### Dataset rows

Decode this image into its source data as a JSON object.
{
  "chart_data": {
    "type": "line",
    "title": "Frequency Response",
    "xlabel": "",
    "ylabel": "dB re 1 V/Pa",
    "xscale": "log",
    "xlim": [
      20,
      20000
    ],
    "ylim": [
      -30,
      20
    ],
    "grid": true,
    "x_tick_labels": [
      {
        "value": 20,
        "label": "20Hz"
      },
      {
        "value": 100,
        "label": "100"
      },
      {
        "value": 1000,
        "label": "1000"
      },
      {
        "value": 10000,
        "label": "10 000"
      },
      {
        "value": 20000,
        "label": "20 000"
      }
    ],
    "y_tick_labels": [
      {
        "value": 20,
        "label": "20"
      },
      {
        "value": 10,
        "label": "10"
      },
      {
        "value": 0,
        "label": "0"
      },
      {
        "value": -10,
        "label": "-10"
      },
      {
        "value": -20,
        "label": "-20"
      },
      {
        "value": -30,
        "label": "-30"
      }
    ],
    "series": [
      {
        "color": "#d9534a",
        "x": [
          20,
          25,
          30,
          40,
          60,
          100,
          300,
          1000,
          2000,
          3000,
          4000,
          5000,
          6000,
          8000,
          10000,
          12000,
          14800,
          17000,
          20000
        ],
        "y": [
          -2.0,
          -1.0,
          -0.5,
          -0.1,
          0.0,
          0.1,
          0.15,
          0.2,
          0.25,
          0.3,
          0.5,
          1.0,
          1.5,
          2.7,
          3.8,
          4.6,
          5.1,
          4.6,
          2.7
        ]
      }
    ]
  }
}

######

--- Problem details ---
Show the lines of the material that contain the word "value".

--- Task output ---
        "value": 20,
        "value": 100,
        "value": 1000,
        "value": 10000,
        "value": 20000,
        "value": 20,
        "value": 10,
        "value": 0,
        "value": -10,
        "value": -20,
        "value": -30,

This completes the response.